- Required task
Convert every line of the data below into a numbered list, omitting any blank lines.

◆ ◆ ◆ ◆ ◆ ◆ ◆

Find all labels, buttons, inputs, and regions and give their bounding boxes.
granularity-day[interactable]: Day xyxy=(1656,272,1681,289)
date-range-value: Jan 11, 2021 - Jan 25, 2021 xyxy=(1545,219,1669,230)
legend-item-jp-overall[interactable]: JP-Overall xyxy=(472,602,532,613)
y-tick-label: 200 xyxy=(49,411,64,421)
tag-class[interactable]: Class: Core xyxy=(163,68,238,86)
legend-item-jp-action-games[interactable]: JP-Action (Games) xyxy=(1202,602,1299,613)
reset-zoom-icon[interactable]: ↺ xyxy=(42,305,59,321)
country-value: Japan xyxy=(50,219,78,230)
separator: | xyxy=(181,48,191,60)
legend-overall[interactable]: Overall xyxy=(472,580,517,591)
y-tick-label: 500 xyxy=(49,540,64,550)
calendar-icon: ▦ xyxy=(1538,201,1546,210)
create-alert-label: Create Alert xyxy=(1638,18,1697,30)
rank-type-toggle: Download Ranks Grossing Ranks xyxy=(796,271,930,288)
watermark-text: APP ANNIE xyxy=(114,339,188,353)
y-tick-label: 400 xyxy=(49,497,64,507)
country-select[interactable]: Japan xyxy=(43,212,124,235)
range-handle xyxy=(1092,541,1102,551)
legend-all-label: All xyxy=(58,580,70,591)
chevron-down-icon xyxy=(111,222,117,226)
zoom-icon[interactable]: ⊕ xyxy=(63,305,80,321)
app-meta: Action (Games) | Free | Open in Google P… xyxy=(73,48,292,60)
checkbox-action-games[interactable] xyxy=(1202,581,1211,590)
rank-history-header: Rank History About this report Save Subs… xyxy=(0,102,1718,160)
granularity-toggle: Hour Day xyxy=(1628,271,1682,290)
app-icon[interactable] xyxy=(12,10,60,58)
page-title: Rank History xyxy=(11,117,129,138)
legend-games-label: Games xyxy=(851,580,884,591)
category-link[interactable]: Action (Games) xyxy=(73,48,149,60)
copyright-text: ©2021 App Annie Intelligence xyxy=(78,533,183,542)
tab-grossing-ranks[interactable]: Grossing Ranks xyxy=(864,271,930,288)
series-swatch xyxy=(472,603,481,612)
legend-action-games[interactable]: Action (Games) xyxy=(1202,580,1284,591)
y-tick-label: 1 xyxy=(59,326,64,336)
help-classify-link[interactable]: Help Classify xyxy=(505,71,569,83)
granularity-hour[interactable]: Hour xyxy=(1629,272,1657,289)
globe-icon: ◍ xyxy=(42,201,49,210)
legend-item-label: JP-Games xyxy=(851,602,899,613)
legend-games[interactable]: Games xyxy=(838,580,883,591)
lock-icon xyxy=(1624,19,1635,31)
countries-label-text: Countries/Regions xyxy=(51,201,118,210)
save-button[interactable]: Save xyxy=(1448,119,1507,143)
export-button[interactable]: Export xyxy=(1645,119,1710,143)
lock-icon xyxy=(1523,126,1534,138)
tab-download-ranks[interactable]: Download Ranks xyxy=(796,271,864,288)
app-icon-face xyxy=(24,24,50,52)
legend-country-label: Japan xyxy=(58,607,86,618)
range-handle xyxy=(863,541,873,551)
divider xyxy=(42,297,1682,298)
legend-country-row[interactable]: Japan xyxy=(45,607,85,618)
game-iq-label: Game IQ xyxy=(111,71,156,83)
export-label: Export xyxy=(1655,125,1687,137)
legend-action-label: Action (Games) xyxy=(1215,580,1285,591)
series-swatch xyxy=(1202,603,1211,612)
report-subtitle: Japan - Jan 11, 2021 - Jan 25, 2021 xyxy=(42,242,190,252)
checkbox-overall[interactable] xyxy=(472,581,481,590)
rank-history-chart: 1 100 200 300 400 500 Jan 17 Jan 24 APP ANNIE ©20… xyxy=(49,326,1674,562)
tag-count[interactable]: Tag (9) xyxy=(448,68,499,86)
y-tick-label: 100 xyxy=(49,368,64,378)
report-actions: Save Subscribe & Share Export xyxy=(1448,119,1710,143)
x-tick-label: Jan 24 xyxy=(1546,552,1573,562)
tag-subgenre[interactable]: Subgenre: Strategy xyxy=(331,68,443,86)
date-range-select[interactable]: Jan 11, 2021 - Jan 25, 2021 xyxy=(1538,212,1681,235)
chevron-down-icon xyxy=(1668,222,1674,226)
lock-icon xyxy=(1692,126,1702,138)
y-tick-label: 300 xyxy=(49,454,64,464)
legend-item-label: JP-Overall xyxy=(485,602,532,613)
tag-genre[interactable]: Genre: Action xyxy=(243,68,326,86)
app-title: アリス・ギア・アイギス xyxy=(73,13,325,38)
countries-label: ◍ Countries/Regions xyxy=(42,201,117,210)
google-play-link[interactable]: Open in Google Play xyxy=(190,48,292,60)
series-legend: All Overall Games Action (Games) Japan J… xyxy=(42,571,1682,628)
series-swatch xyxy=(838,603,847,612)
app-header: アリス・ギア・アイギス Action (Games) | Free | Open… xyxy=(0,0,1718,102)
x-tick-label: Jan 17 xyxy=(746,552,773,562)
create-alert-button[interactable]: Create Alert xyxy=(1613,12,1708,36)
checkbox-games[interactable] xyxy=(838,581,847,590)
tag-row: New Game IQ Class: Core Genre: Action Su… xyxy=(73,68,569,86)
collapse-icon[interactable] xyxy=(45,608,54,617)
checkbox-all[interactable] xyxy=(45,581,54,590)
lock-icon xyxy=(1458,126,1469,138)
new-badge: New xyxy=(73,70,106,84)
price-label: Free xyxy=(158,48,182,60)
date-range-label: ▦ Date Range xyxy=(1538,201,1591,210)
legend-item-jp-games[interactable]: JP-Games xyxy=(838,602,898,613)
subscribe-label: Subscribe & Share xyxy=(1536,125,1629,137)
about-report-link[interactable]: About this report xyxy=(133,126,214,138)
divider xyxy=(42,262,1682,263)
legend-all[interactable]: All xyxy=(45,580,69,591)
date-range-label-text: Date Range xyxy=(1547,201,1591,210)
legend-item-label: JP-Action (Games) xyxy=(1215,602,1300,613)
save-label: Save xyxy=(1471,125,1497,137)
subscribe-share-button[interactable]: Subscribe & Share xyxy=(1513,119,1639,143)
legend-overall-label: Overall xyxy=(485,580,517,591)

◆ ◆ ◆ ◆ ◆ ◆ ◆

- Correct response
1. Find all labels, buttons, inputs, and regions and give their bounding boxes.
2. granularity-day[interactable]: Day xyxy=(1656,272,1681,289)
3. date-range-value: Jan 11, 2021 - Jan 25, 2021 xyxy=(1545,219,1669,230)
4. legend-item-jp-overall[interactable]: JP-Overall xyxy=(472,602,532,613)
5. y-tick-label: 200 xyxy=(49,411,64,421)
6. tag-class[interactable]: Class: Core xyxy=(163,68,238,86)
7. legend-item-jp-action-games[interactable]: JP-Action (Games) xyxy=(1202,602,1299,613)
8. reset-zoom-icon[interactable]: ↺ xyxy=(42,305,59,321)
9. country-value: Japan xyxy=(50,219,78,230)
10. separator: | xyxy=(181,48,191,60)
11. legend-overall[interactable]: Overall xyxy=(472,580,517,591)
12. y-tick-label: 500 xyxy=(49,540,64,550)
13. calendar-icon: ▦ xyxy=(1538,201,1546,210)
14. create-alert-label: Create Alert xyxy=(1638,18,1697,30)
15. rank-type-toggle: Download Ranks Grossing Ranks xyxy=(796,271,930,288)
16. watermark-text: APP ANNIE xyxy=(114,339,188,353)
17. y-tick-label: 400 xyxy=(49,497,64,507)
18. country-select[interactable]: Japan xyxy=(43,212,124,235)
19. range-handle xyxy=(1092,541,1102,551)
20. legend-all-label: All xyxy=(58,580,70,591)
21. chevron-down-icon xyxy=(111,222,117,226)
22. zoom-icon[interactable]: ⊕ xyxy=(63,305,80,321)
23. app-meta: Action (Games) | Free | Open in Google P… xyxy=(73,48,292,60)
24. checkbox-action-games[interactable] xyxy=(1202,581,1211,590)
25. rank-history-header: Rank History About this report Save Subs… xyxy=(0,102,1718,160)
26. granularity-toggle: Hour Day xyxy=(1628,271,1682,290)
27. app-icon[interactable] xyxy=(12,10,60,58)
28. page-title: Rank History xyxy=(11,117,129,138)
29. legend-games-label: Games xyxy=(851,580,884,591)
30. category-link[interactable]: Action (Games) xyxy=(73,48,149,60)
31. copyright-text: ©2021 App Annie Intelligence xyxy=(78,533,183,542)
32. tab-grossing-ranks[interactable]: Grossing Ranks xyxy=(864,271,930,288)
33. series-swatch xyxy=(472,603,481,612)
34. legend-action-games[interactable]: Action (Games) xyxy=(1202,580,1284,591)
35. y-tick-label: 1 xyxy=(59,326,64,336)
36. help-classify-link[interactable]: Help Classify xyxy=(505,71,569,83)
37. granularity-hour[interactable]: Hour xyxy=(1629,272,1657,289)
38. globe-icon: ◍ xyxy=(42,201,49,210)
39. legend-item-label: JP-Games xyxy=(851,602,899,613)
40. legend-games[interactable]: Games xyxy=(838,580,883,591)
41. lock-icon xyxy=(1624,19,1635,31)
42. countries-label-text: Countries/Regions xyxy=(51,201,118,210)
43. save-button[interactable]: Save xyxy=(1448,119,1507,143)
44. export-button[interactable]: Export xyxy=(1645,119,1710,143)
45. lock-icon xyxy=(1523,126,1534,138)
46. tab-download-ranks[interactable]: Download Ranks xyxy=(796,271,864,288)
47. app-icon-face xyxy=(24,24,50,52)
48. legend-country-label: Japan xyxy=(58,607,86,618)
49. range-handle xyxy=(863,541,873,551)
50. divider xyxy=(42,297,1682,298)
51. legend-country-row[interactable]: Japan xyxy=(45,607,85,618)
52. game-iq-label: Game IQ xyxy=(111,71,156,83)
53. export-label: Export xyxy=(1655,125,1687,137)
54. legend-action-label: Action (Games) xyxy=(1215,580,1285,591)
55. series-swatch xyxy=(1202,603,1211,612)
56. report-subtitle: Japan - Jan 11, 2021 - Jan 25, 2021 xyxy=(42,242,190,252)
57. checkbox-overall[interactable] xyxy=(472,581,481,590)
58. rank-history-chart: 1 100 200 300 400 500 Jan 17 Jan 24 APP ANNIE ©20… xyxy=(49,326,1674,562)
59. tag-count[interactable]: Tag (9) xyxy=(448,68,499,86)
60. y-tick-label: 100 xyxy=(49,368,64,378)
61. report-actions: Save Subscribe & Share Export xyxy=(1448,119,1710,143)
62. x-tick-label: Jan 24 xyxy=(1546,552,1573,562)
63. tag-subgenre[interactable]: Subgenre: Strategy xyxy=(331,68,443,86)
64. date-range-select[interactable]: Jan 11, 2021 - Jan 25, 2021 xyxy=(1538,212,1681,235)
65. chevron-down-icon xyxy=(1668,222,1674,226)
66. lock-icon xyxy=(1692,126,1702,138)
67. y-tick-label: 300 xyxy=(49,454,64,464)
68. legend-item-label: JP-Overall xyxy=(485,602,532,613)
69. tag-genre[interactable]: Genre: Action xyxy=(243,68,326,86)
70. app-title: アリス・ギア・アイギス xyxy=(73,13,325,38)
71. countries-label: ◍ Countries/Regions xyxy=(42,201,117,210)
72. google-play-link[interactable]: Open in Google Play xyxy=(190,48,292,60)
73. series-legend: All Overall Games Action (Games) Japan J… xyxy=(42,571,1682,628)
74. series-swatch xyxy=(838,603,847,612)
75. app-header: アリス・ギア・アイギス Action (Games) | Free | Open… xyxy=(0,0,1718,102)
76. x-tick-label: Jan 17 xyxy=(746,552,773,562)
77. create-alert-button[interactable]: Create Alert xyxy=(1613,12,1708,36)
78. checkbox-games[interactable] xyxy=(838,581,847,590)
79. tag-row: New Game IQ Class: Core Genre: Action Su… xyxy=(73,68,569,86)
80. collapse-icon[interactable] xyxy=(45,608,54,617)
81. checkbox-all[interactable] xyxy=(45,581,54,590)
82. lock-icon xyxy=(1458,126,1469,138)
83. new-badge: New xyxy=(73,70,106,84)
84. price-label: Free xyxy=(158,48,182,60)
85. date-range-label: ▦ Date Range xyxy=(1538,201,1591,210)
86. legend-item-jp-games[interactable]: JP-Games xyxy=(838,602,898,613)
87. subscribe-label: Subscribe & Share xyxy=(1536,125,1629,137)
88. about-report-link[interactable]: About this report xyxy=(133,126,214,138)
89. divider xyxy=(42,262,1682,263)
90. legend-all[interactable]: All xyxy=(45,580,69,591)
91. date-range-label-text: Date Range xyxy=(1547,201,1591,210)
92. legend-item-label: JP-Action (Games) xyxy=(1215,602,1300,613)
93. save-label: Save xyxy=(1471,125,1497,137)
94. subscribe-share-button[interactable]: Subscribe & Share xyxy=(1513,119,1639,143)
95. legend-overall-label: Overall xyxy=(485,580,517,591)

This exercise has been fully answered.